> Task details:
The listing below is the input. Say how many of its lines contain "advertencias", giving the number alone.

> Supplied data:
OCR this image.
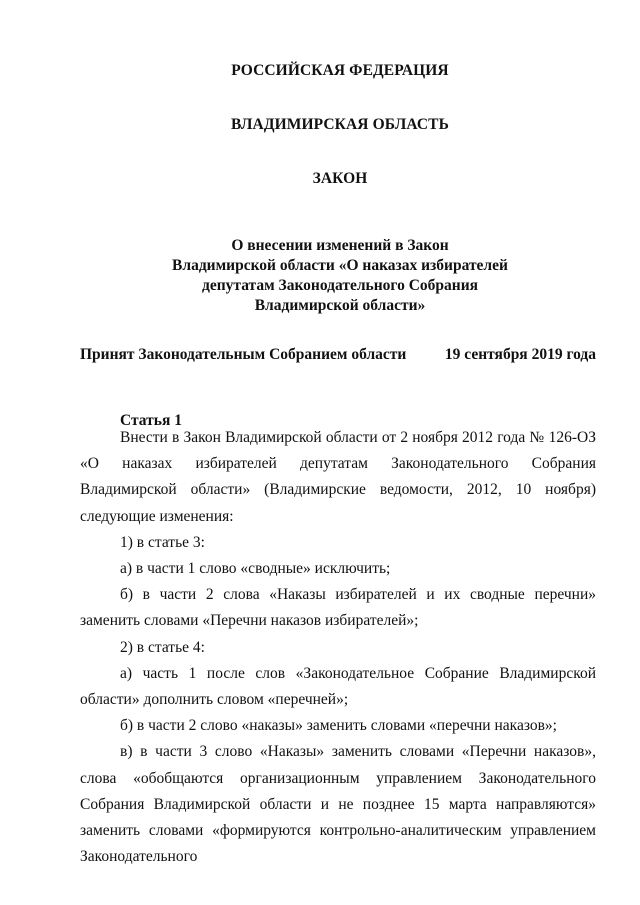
РОССИЙСКАЯ ФЕДЕРАЦИЯ
ВЛАДИМИРСКАЯ ОБЛАСТЬ
ЗАКОН
О внесении изменений в Закон
Владимирской области «О наказах избирателей
депутатам Законодательного Собрания
Владимирской области»
Принят Законодательным Собранием области 19 сентября 2019 года
Статья 1

Внести в Закон Владимирской области от 2 ноября 2012 года № 126-ОЗ «О наказах избирателей депутатам Законодательного Собрания Владимирской области» (Владимирские ведомости, 2012, 10 ноября) следующие изменения:

1) в статье 3:

а) в части 1 слово «сводные» исключить;

б) в части 2 слова «Наказы избирателей и их сводные перечни» заменить словами «Перечни наказов избирателей»;

2) в статье 4:

а) часть 1 после слов «Законодательное Собрание Владимирской области» дополнить словом «перечней»;

б) в части 2 слово «наказы» заменить словами «перечни наказов»;

в) в части 3 слово «Наказы» заменить словами «Перечни наказов», слова «обобщаются организационным управлением Законодательного Собрания Владимирской области и не позднее 15 марта направляются» заменить словами «формируются контрольно-аналитическим управлением Законодательного
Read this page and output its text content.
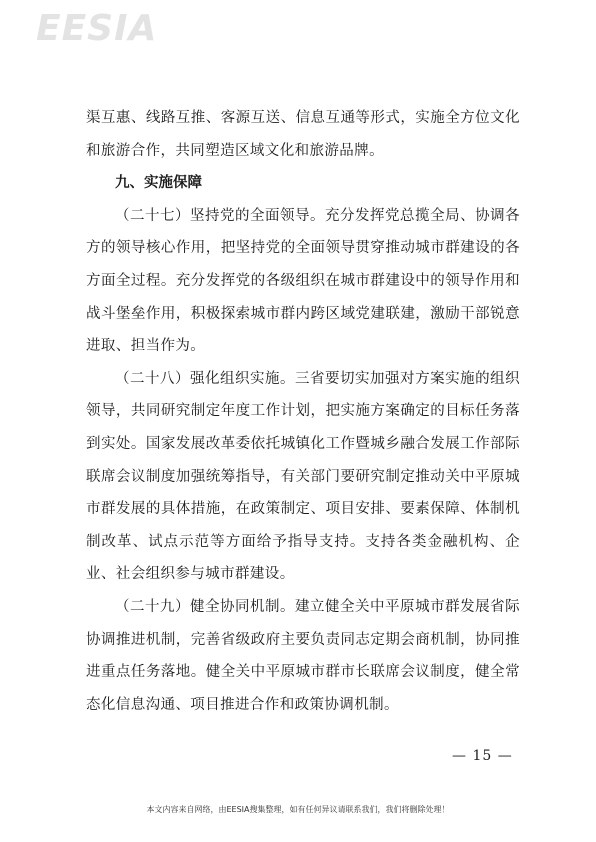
EESIA

渠互惠、线路互推、客源互送、信息互通等形式，实施全方位文化和旅游合作，共同塑造区域文化和旅游品牌。

九、实施保障

（二十七）坚持党的全面领导。充分发挥党总揽全局、协调各方的领导核心作用，把坚持党的全面领导贯穿推动城市群建设的各方面全过程。充分发挥党的各级组织在城市群建设中的领导作用和战斗堡垒作用，积极探索城市群内跨区域党建联建，激励干部锐意进取、担当作为。

（二十八）强化组织实施。三省要切实加强对方案实施的组织领导，共同研究制定年度工作计划，把实施方案确定的目标任务落到实处。国家发展改革委依托城镇化工作暨城乡融合发展工作部际联席会议制度加强统筹指导，有关部门要研究制定推动关中平原城市群发展的具体措施，在政策制定、项目安排、要素保障、体制机制改革、试点示范等方面给予指导支持。支持各类金融机构、企业、社会组织参与城市群建设。

（二十九）健全协同机制。建立健全关中平原城市群发展省际协调推进机制，完善省级政府主要负责同志定期会商机制，协同推进重点任务落地。健全关中平原城市群市长联席会议制度，健全常态化信息沟通、项目推进合作和政策协调机制。

— 15 —
本文内容来自网络，由EESIA搜集整理，如有任何异议请联系我们，我们将删除处理！
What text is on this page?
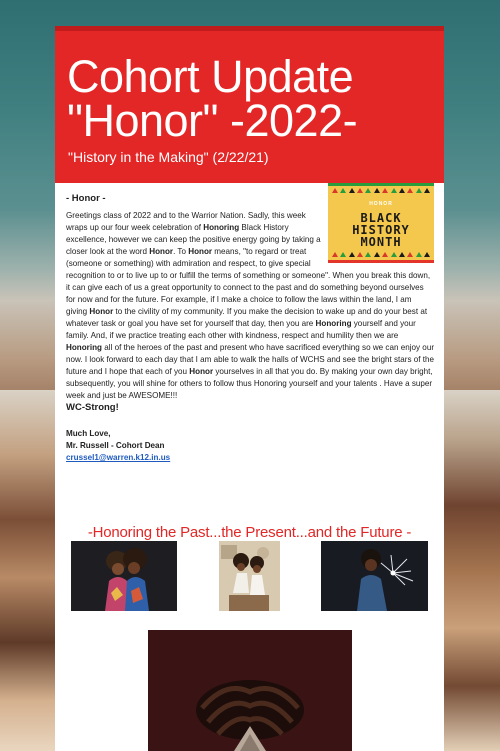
Cohort Update
"Honor" -2022-
"History in the Making" (2/22/21)
HONOR
BLACK
HISTORY
MONTH
- Honor -
Greetings class of 2022 and to the Warrior Nation. Sadly, this week wraps up our four week celebration of Honoring Black History excellence, however we can keep the positive energy going by taking a closer look at the word Honor. To Honor means, "to regard or treat (someone or something) with admiration and respect, to give special recognition to or to live up to or fulfill the terms of something or someone". When you break this down, it can give each of us a great opportunity to connect to the past and do something beyond ourselves for now and for the future. For example, if I make a choice to follow the laws within the land, I am giving Honor to the civility of my community. If you make the decision to wake up and do your best at whatever task or goal you have set for yourself that day, then you are Honoring yourself and your family. And, if we practice treating each other with kindness, respect and humility then we are Honoring all of the heroes of the past and present who have sacrificed everything so we can enjoy our now. I look forward to each day that I am able to walk the halls of WCHS and see the bright stars of the future and I hope that each of you Honor yourselves in all that you do. By making your own day bright, subsequently, you will shine for others to follow thus Honoring yourself and your talents . Have a super week and just be AWESOME!!!
WC-Strong!
Much Love,
Mr. Russell - Cohort Dean
crussel1@warren.k12.in.us
-Honoring the Past...the Present...and the Future -
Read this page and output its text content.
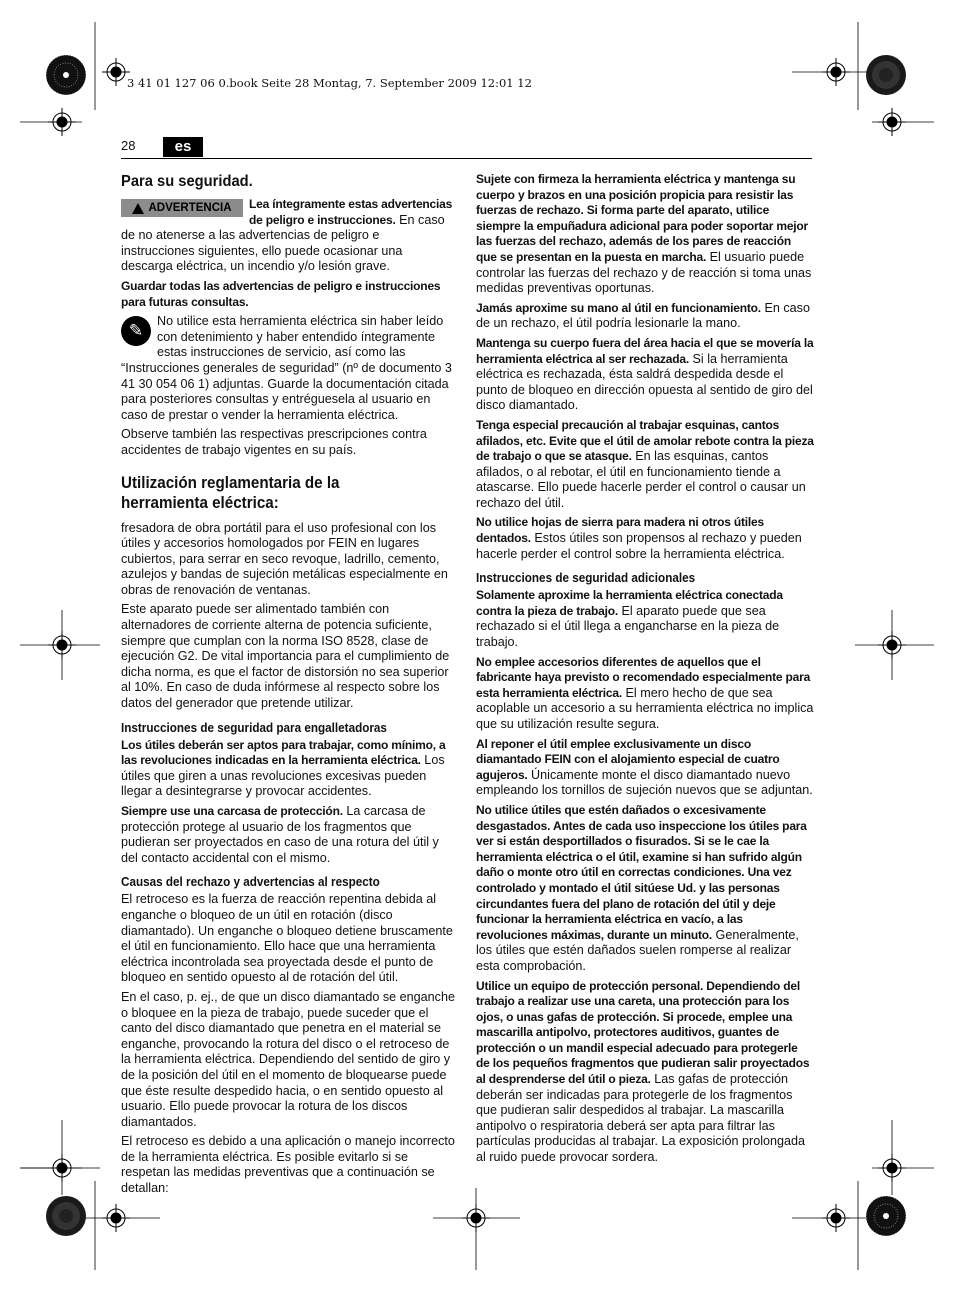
3 41 01 127 06 0.book Seite 28 Montag, 7. September 2009 12:01 12
28	es
Para su seguridad.
ADVERTENCIA	Lea íntegramente estas advertencias de peligro e instrucciones. En caso de no atenerse a las advertencias de peligro e instrucciones siguientes, ello puede ocasionar una descarga eléctrica, un incendio y/o lesión grave.

Guardar todas las advertencias de peligro e instrucciones para futuras consultas.

✎	No utilice esta herramienta eléctrica sin haber leído con detenimiento y haber entendido íntegramente estas instrucciones de servicio, así como las “Instrucciones generales de seguridad” (nº de documento 3 41 30 054 06 1) adjuntas. Guarde la documentación citada para posteriores consultas y entréguesela al usuario en caso de prestar o vender la herramienta eléctrica.

Observe también las respectivas prescripciones contra accidentes de trabajo vigentes en su país.

Utilización reglamentaria de la
herramienta eléctrica:

fresadora de obra portátil para el uso profesional con los útiles y accesorios homologados por FEIN en lugares cubiertos, para serrar en seco revoque, ladrillo, cemento, azulejos y bandas de sujeción metálicas especialmente en obras de renovación de ventanas.

Este aparato puede ser alimentado también con alternadores de corriente alterna de potencia suficiente, siempre que cumplan con la norma ISO 8528, clase de ejecución G2. De vital importancia para el cumplimiento de dicha norma, es que el factor de distorsión no sea superior al 10%. En caso de duda infórmese al respecto sobre los datos del generador que pretende utilizar.

Instrucciones de seguridad para engalletadoras

Los útiles deberán ser aptos para trabajar, como mínimo, a las revoluciones indicadas en la herramienta eléctrica. Los útiles que giren a unas revoluciones excesivas pueden llegar a desintegrarse y provocar accidentes.

Siempre use una carcasa de protección. La carcasa de protección protege al usuario de los fragmentos que pudieran ser proyectados en caso de una rotura del útil y del contacto accidental con el mismo.

Causas del rechazo y advertencias al respecto

El retroceso es la fuerza de reacción repentina debida al enganche o bloqueo de un útil en rotación (disco diamantado). Un enganche o bloqueo detiene bruscamente el útil en funcionamiento. Ello hace que una herramienta eléctrica incontrolada sea proyectada desde el punto de bloqueo en sentido opuesto al de rotación del útil.

En el caso, p. ej., de que un disco diamantado se enganche o bloquee en la pieza de trabajo, puede suceder que el canto del disco diamantado que penetra en el material se enganche, provocando la rotura del disco o el retroceso de la herramienta eléctrica. Dependiendo del sentido de giro y de la posición del útil en el momento de bloquearse puede que éste resulte despedido hacia, o en sentido opuesto al usuario. Ello puede provocar la rotura de los discos diamantados.

El retroceso es debido a una aplicación o manejo incorrecto de la herramienta eléctrica. Es posible evitarlo si se respetan las medidas preventivas que a continuación se detallan:

Sujete con firmeza la herramienta eléctrica y mantenga su cuerpo y brazos en una posición propicia para resistir las fuerzas de rechazo. Si forma parte del aparato, utilice siempre la empuñadura adicional para poder soportar mejor las fuerzas del rechazo, además de los pares de reacción que se presentan en la puesta en marcha. El usuario puede controlar las fuerzas del rechazo y de reacción si toma unas medidas preventivas oportunas.

Jamás aproxime su mano al útil en funcionamiento. En caso de un rechazo, el útil podría lesionarle la mano.

Mantenga su cuerpo fuera del área hacia el que se movería la herramienta eléctrica al ser rechazada. Si la herramienta eléctrica es rechazada, ésta saldrá despedida desde el punto de bloqueo en dirección opuesta al sentido de giro del disco diamantado.

Tenga especial precaución al trabajar esquinas, cantos afilados, etc. Evite que el útil de amolar rebote contra la pieza de trabajo o que se atasque. En las esquinas, cantos afilados, o al rebotar, el útil en funcionamiento tiende a atascarse. Ello puede hacerle perder el control o causar un rechazo del útil.

No utilice hojas de sierra para madera ni otros útiles dentados. Estos útiles son propensos al rechazo y pueden hacerle perder el control sobre la herramienta eléctrica.

Instrucciones de seguridad adicionales

Solamente aproxime la herramienta eléctrica conectada contra la pieza de trabajo. El aparato puede que sea rechazado si el útil llega a engancharse en la pieza de trabajo.

No emplee accesorios diferentes de aquellos que el fabricante haya previsto o recomendado especialmente para esta herramienta eléctrica. El mero hecho de que sea acoplable un accesorio a su herramienta eléctrica no implica que su utilización resulte segura.

Al reponer el útil emplee exclusivamente un disco diamantado FEIN con el alojamiento especial de cuatro agujeros. Únicamente monte el disco diamantado nuevo empleando los tornillos de sujeción nuevos que se adjuntan.

No utilice útiles que estén dañados o excesivamente desgastados. Antes de cada uso inspeccione los útiles para ver si están desportillados o fisurados. Si se le cae la herramienta eléctrica o el útil, examine si han sufrido algún daño o monte otro útil en correctas condiciones. Una vez controlado y montado el útil sitúese Ud. y las personas circundantes fuera del plano de rotación del útil y deje funcionar la herramienta eléctrica en vacío, a las revoluciones máximas, durante un minuto. Generalmente, los útiles que estén dañados suelen romperse al realizar esta comprobación.

Utilice un equipo de protección personal. Dependiendo del trabajo a realizar use una careta, una protección para los ojos, o unas gafas de protección. Si procede, emplee una mascarilla antipolvo, protectores auditivos, guantes de protección o un mandil especial adecuado para protegerle de los pequeños fragmentos que pudieran salir proyectados al desprenderse del útil o pieza. Las gafas de protección deberán ser indicadas para protegerle de los fragmentos que pudieran salir despedidos al trabajar. La mascarilla antipolvo o respiratoria deberá ser apta para filtrar las partículas producidas al trabajar. La exposición prolongada al ruido puede provocar sordera.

> Final result:
3